また、特開平04−342966号公報(特許文献3)では、カルボキシメチルセルロースとスチレンブタジエンゴムをポリマーバインダーとして用いることで、充放電サイクル寿命に優れ、かつ高い容量維持率を持つ非水溶媒二次電池を得ることが提案されている。
そこで、本発明の目的は、経時安定性が良好な電池電極用組成物を提供し、結着性に優れる電極塗工層を形成することにある。
エチレン系不飽和カルボン酸単量体が0.1重量%未満では、共重合体ラテックス自身および電池電極用組成物の安定性が劣る可能性があり、また10重量%を超えると共重合体ラテックスの粘度が高くなり、共重合体ラテックス自身の取り扱い上の問題を生じる可能性があるため好ましくない。さらに好ましくは0.5〜7重量%である。
さらに、上記各単量体の他に、例えば、エチレン、プロピレン、酢酸ビニル、プロピオン酸ビニル、塩化ビニル、塩化ビニリデンなどのラジカル重合可能な単量体を用いることもできる。
単量体組成物を乳化重合する際には、乳化剤、重合開始剤、還元剤、連鎖移動剤、酸化還元触媒、炭化水素系溶剤、電解質、重合促進剤、キレート剤等を使用することができる。
乳化剤としては、高級アルコールの硫酸エステル塩、アルキルベンゼンスルホン酸塩、アルキルジフェニルエーテルジスルホン酸塩、脂肪族スルホン酸塩、脂肪族カルボン酸塩、非イオン性界面活性剤の硫酸エステル塩等のアニオン性界面活性剤あるいはポリエチレングリコールのアルキルエステル型、アルキルフェニルエーテル型、アルキルエーテル型等のノニオン性界面活性剤が挙げられ、これらを1種又は2種以上使用することができる。特に、アルキルベンゼンスルホン酸塩、アルキルジフェニルエーテルジスルホン酸塩が好ましい。
乳化剤は、特に限定されないが、単量体組成物100重量部に対して、例えば、0.05〜8重量部、好ましくは、0.1〜5重量部の割合で配合される。
また、重合方法としては、特に限定されず、バッチ重合、セミバッチ重合、シード重合などを用いることができる。また、各種成分の添加方法についても特に制限されるものではなく、一括添加方法、分割添加方法、連続添加方法、パワーフィード法などを用いることができる。本発明においては、これらのうち、共重合体ラテックスを2段階以上、好ましくは3段階の多段重合にて乳化重合することが好ましい。
数平均粒子径が50nm未満では、ラテックス粒子のコロイド安定性が劣り、電池電極用組成物作製時に凝集物が発生し問題である。数平均粒子径が300nmを超えると、活物質との結着性が劣り活物質の脱落が発生し、電池特性の低下につながる。
該共重合体ラテックスの重量平均粒子径と数平均粒子径の比(重量平均粒子径/数平均粒子径)が1.05未満では、電池電極用組成物の粘度の経時変化が大きく、集電体へ塗工する際の塗工適性が低下したり、得られる電極塗工層の結着力が低下する。好ましくは、1.05以上3.0未満である。

依頼内容: 上の電池電極用組成物に関する本文のうち、「また、重合方法としては、特に」から始まり「ましくは、1.05以上3.0未満である。」で終わる部分を、一字一句変えずに出力してもらえますか？

掲載一覧:
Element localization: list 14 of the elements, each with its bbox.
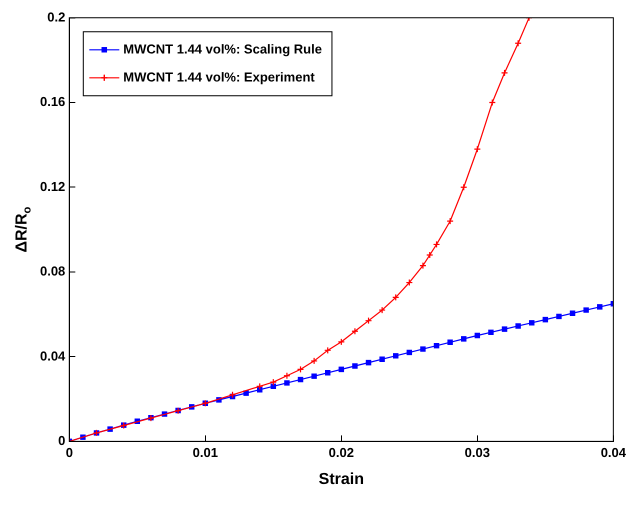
y-axis-title: ΔR/Ro [13,206,34,253]
x-tick-label: 0.03 [464,444,490,460]
x-tick-label: 0.02 [328,444,354,460]
x-tick-label: 0.04 [600,444,627,460]
y-tick-label: 0.08 [40,264,66,279]
x-axis-title: Strain [318,470,364,488]
x-tick-label: 0.01 [192,444,218,460]
y-tick-label: 0 [58,432,66,448]
y-tick-label: 0.16 [40,94,66,110]
legend-label: MWCNT 1.44 vol%: Scaling Rule [123,41,322,56]
y-tick-label: 0.04 [40,348,66,364]
y-tick-label: 0.12 [40,178,66,194]
y-tick-label: 0.2 [47,9,66,24]
legend-label: MWCNT 1.44 vol%: Experiment [123,69,316,84]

実行結果:
また、重合方法としては、特に限定されず、バッチ重合、セミバッチ重合、シード重合などを用いることができる。また、各種成分の添加方法についても特に制限されるものではなく、一括添加方法、分割添加方法、連続添加方法、パワーフィード法などを用いることができる。本発明においては、これらのうち、共重合体ラテックスを2段階以上、好ましくは3段階の多段重合にて乳化重合することが好ましい。
数平均粒子径が50nm未満では、ラテックス粒子のコロイド安定性が劣り、電池電極用組成物作製時に凝集物が発生し問題である。数平均粒子径が300nmを超えると、活物質との結着性が劣り活物質の脱落が発生し、電池特性の低下につながる。
該共重合体ラテックスの重量平均粒子径と数平均粒子径の比(重量平均粒子径/数平均粒子径)が1.05未満では、電池電極用組成物の粘度の経時変化が大きく、集電体へ塗工する際の塗工適性が低下したり、得られる電極塗工層の結着力が低下する。好ましくは、1.05以上3.0未満である。